>> Begin Extracted records
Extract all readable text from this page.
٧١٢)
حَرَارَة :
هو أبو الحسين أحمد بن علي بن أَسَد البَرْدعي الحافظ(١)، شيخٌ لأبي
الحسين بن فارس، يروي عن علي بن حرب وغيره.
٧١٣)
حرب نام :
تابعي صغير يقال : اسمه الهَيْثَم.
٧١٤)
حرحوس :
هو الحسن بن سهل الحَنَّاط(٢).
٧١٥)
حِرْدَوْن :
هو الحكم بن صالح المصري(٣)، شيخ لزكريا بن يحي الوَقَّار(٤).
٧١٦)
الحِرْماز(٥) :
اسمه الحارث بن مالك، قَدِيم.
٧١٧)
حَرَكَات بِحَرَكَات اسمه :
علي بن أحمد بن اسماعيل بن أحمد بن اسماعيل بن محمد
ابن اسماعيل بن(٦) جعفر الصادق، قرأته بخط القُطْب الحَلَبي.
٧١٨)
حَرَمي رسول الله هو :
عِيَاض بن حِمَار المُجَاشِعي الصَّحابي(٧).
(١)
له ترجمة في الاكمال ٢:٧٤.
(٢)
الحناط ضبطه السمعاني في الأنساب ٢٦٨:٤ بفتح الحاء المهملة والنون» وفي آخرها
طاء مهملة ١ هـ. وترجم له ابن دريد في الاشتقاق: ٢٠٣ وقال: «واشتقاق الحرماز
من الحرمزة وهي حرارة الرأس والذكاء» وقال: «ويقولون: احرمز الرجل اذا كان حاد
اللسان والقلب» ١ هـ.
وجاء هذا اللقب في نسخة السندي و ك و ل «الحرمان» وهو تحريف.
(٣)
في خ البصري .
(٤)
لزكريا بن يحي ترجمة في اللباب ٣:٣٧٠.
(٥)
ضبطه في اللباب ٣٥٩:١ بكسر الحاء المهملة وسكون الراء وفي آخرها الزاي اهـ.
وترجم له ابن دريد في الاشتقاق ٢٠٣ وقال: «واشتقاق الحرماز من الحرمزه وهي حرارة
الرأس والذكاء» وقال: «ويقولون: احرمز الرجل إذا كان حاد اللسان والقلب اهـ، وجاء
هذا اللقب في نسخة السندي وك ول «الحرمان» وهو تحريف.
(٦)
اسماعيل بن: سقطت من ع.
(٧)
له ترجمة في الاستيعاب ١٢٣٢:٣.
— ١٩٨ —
>> End Extracted records
Set exercise: Exactly reproduce every line found in the records.

Answer to this problem:
Extract all readable text from this page.
٧١٢)
حَرَارَة :
هو أبو الحسين أحمد بن علي بن أَسَد البَرْدعي الحافظ(١)، شيخٌ لأبي
الحسين بن فارس، يروي عن علي بن حرب وغيره.
٧١٣)
حرب نام :
تابعي صغير يقال : اسمه الهَيْثَم.
٧١٤)
حرحوس :
هو الحسن بن سهل الحَنَّاط(٢).
٧١٥)
حِرْدَوْن :
هو الحكم بن صالح المصري(٣)، شيخ لزكريا بن يحي الوَقَّار(٤).
٧١٦)
الحِرْماز(٥) :
اسمه الحارث بن مالك، قَدِيم.
٧١٧)
حَرَكَات بِحَرَكَات اسمه :
علي بن أحمد بن اسماعيل بن أحمد بن اسماعيل بن محمد
ابن اسماعيل بن(٦) جعفر الصادق، قرأته بخط القُطْب الحَلَبي.
٧١٨)
حَرَمي رسول الله هو :
عِيَاض بن حِمَار المُجَاشِعي الصَّحابي(٧).
(١)
له ترجمة في الاكمال ٢:٧٤.
(٢)
الحناط ضبطه السمعاني في الأنساب ٢٦٨:٤ بفتح الحاء المهملة والنون» وفي آخرها
طاء مهملة ١ هـ. وترجم له ابن دريد في الاشتقاق: ٢٠٣ وقال: «واشتقاق الحرماز
من الحرمزة وهي حرارة الرأس والذكاء» وقال: «ويقولون: احرمز الرجل اذا كان حاد
اللسان والقلب» ١ هـ.
وجاء هذا اللقب في نسخة السندي و ك و ل «الحرمان» وهو تحريف.
(٣)
في خ البصري .
(٤)
لزكريا بن يحي ترجمة في اللباب ٣:٣٧٠.
(٥)
ضبطه في اللباب ٣٥٩:١ بكسر الحاء المهملة وسكون الراء وفي آخرها الزاي اهـ.
وترجم له ابن دريد في الاشتقاق ٢٠٣ وقال: «واشتقاق الحرماز من الحرمزه وهي حرارة
الرأس والذكاء» وقال: «ويقولون: احرمز الرجل إذا كان حاد اللسان والقلب اهـ، وجاء
هذا اللقب في نسخة السندي وك ول «الحرمان» وهو تحريف.
(٦)
اسماعيل بن: سقطت من ع.
(٧)
له ترجمة في الاستيعاب ١٢٣٢:٣.
— ١٩٨ —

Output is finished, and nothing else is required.